• **Given task**:
Keep only those lines of the records that include the string "Катерина".

Raw records

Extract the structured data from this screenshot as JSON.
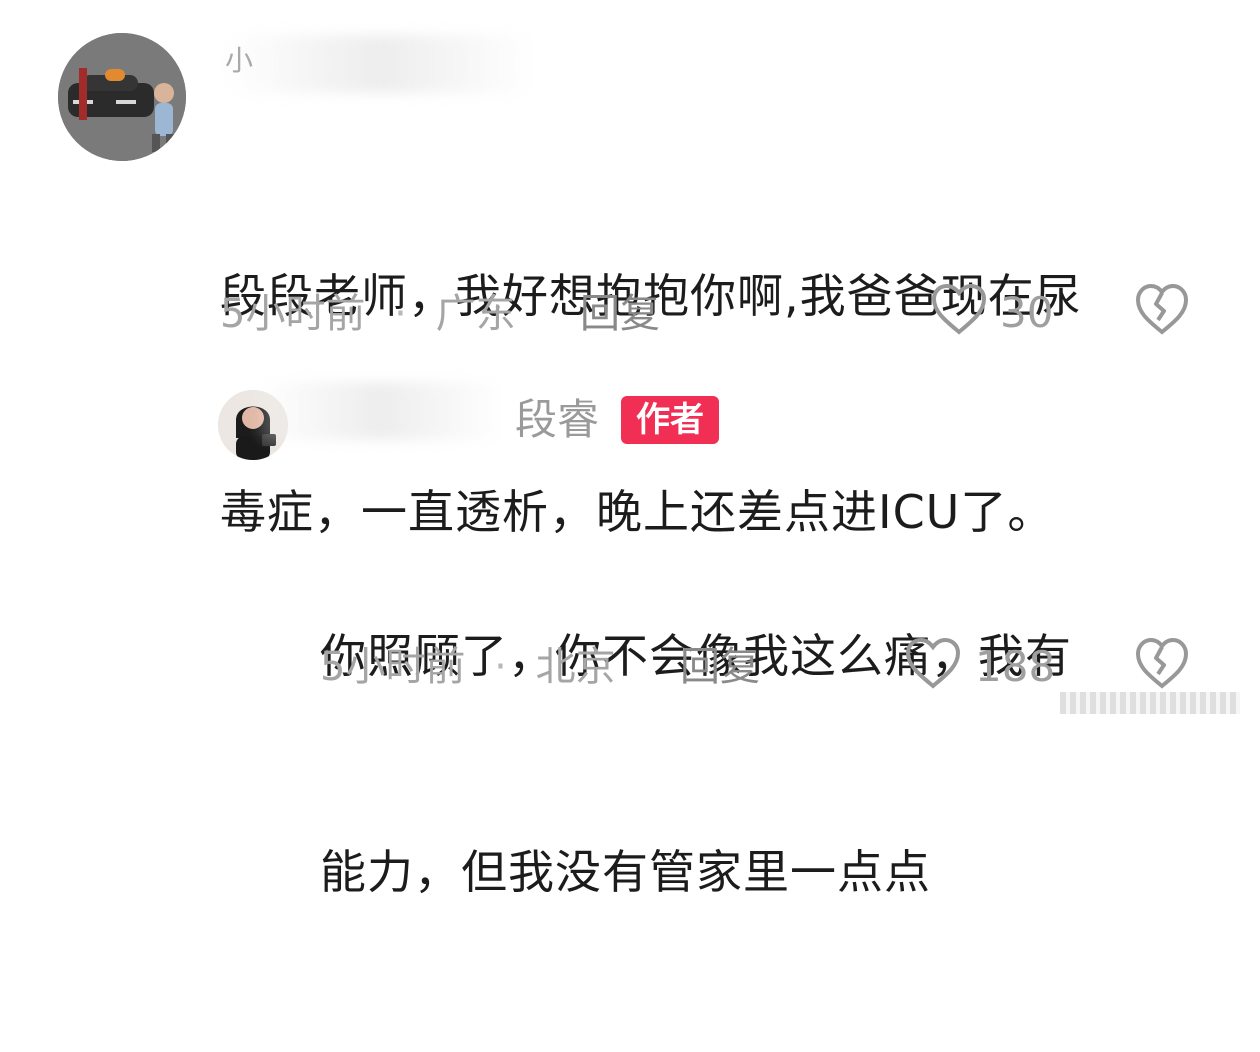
{
  "comments": [
    {
      "user": {
        "name_visible_fragment": "小",
        "avatar_label": "avatar"
      },
      "text_line1": "段段老师，我好想抱抱你啊,我爸爸现在尿",
      "text_line2": "毒症，一直透析，晚上还差点进ICU了。",
      "meta": {
        "time": "5小时前",
        "location": "广东",
        "dot": "·"
      },
      "actions": {
        "reply_label": "回复",
        "like_count": "30"
      }
    },
    {
      "user": {
        "name": "段睿",
        "badge": "作者",
        "avatar_label": "avatar"
      },
      "text_line1": "你照顾了，你不会像我这么痛，我有",
      "text_line2": "能力，但我没有管家里一点点",
      "meta": {
        "time": "5小时前",
        "location": "北京",
        "dot": "·"
      },
      "actions": {
        "reply_label": "回复",
        "like_count": "188"
      }
    }
  ],
  "icons": {
    "like": "heart-icon",
    "dislike": "broken-heart-icon"
  },
  "colors": {
    "text_primary": "#1f1f1f",
    "meta_gray": "#a5a5a5",
    "author_badge": "#f12e53",
    "background": "#ffffff"
  }
}
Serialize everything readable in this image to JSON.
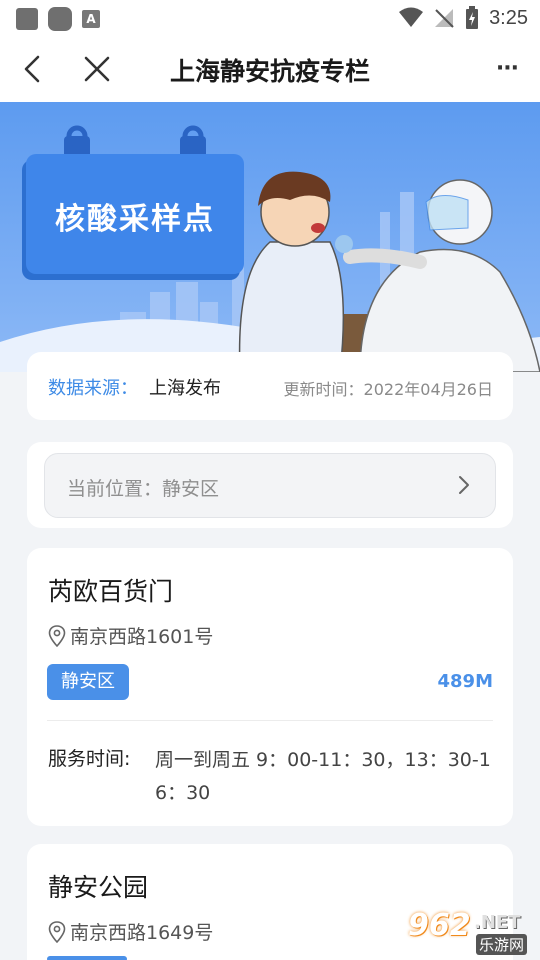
{
  "status_bar": {
    "notif_icon": "A",
    "time": "3:25"
  },
  "nav": {
    "title": "上海静安抗疫专栏",
    "more": "···"
  },
  "banner": {
    "title": "核酸采样点"
  },
  "source": {
    "label": "数据来源：",
    "value": "上海发布",
    "updated": "更新时间：2022年04月26日"
  },
  "location": {
    "text": "当前位置：静安区"
  },
  "sites": [
    {
      "name": "芮欧百货门",
      "address": "南京西路1601号",
      "district": "静安区",
      "distance": "489M",
      "service_label": "服务时间:",
      "service_time": "周一到周五 9：00-11：30，13：30-16：30"
    },
    {
      "name": "静安公园",
      "address": "南京西路1649号"
    }
  ],
  "watermark": {
    "num": "962",
    "net": ".NET",
    "sub": "乐游网"
  },
  "colors": {
    "accent": "#4a90e8",
    "label_blue": "#3e8be6",
    "banner_top": "#5d9bf0"
  }
}
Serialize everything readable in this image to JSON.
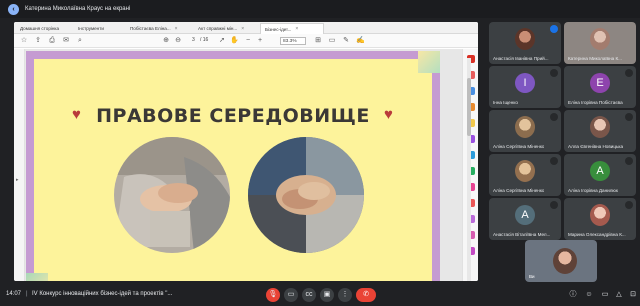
{
  "banner": {
    "text": "Катерина Миколаївна Краус на екрані",
    "icon": "present-icon"
  },
  "pdf": {
    "tabs": [
      {
        "label": "Домашня сторінка"
      },
      {
        "label": "Інструменти"
      },
      {
        "label": "Побістаєва Еліна..."
      },
      {
        "label": "Акт справжні мін..."
      },
      {
        "label": "Бізнес-ідеї..."
      }
    ],
    "page_current": "3",
    "page_total": "/ 16",
    "zoom": "83.3%"
  },
  "slide": {
    "title": "ПРАВОВЕ СЕРЕДОВИЩЕ",
    "heart_glyph": "♥"
  },
  "participants": [
    {
      "name": "Анастасія Іванівна Прий...",
      "type": "photo",
      "color": "#7a4a3a",
      "speaking": true
    },
    {
      "name": "Катерина Миколаївна К...",
      "type": "photo",
      "color": "#c9b2b0",
      "speaking": false
    },
    {
      "name": "Інна Іщенко",
      "type": "avatar",
      "initial": "I",
      "color": "#7e57c2"
    },
    {
      "name": "Еліна Ігорівна Побістаєва",
      "type": "avatar",
      "initial": "E",
      "color": "#8e44ad"
    },
    {
      "name": "Аліна Сергіївна Міненко",
      "type": "photo",
      "color": "#b08a6a"
    },
    {
      "name": "Алла Євгенівна Новицька",
      "type": "photo",
      "color": "#a98374"
    },
    {
      "name": "Аліна Сергіївна Міненко",
      "type": "photo",
      "color": "#b8956e"
    },
    {
      "name": "Аліна Ігорівна Данилюк",
      "type": "avatar",
      "initial": "A",
      "color": "#388e3c"
    },
    {
      "name": "Анастасія Віталіївна Мел...",
      "type": "avatar",
      "initial": "A",
      "color": "#546e7a"
    },
    {
      "name": "Марина Олександрівна К...",
      "type": "photo",
      "color": "#c98a7a"
    }
  ],
  "self": {
    "name": "Ви"
  },
  "bottombar": {
    "time": "14:07",
    "meeting_title": "IV Конкурс інноваційних бізнес-ідей та проектів \"..."
  },
  "colors": {
    "slide_bg": "#fdf39b",
    "slide_border": "#c59bd2",
    "end_call": "#ea4335",
    "meet_bg": "#202124"
  }
}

• **Output below**:
    "text": "Катерина Миколаївна Краус на екрані",
      "name": "Катерина Миколаївна К...",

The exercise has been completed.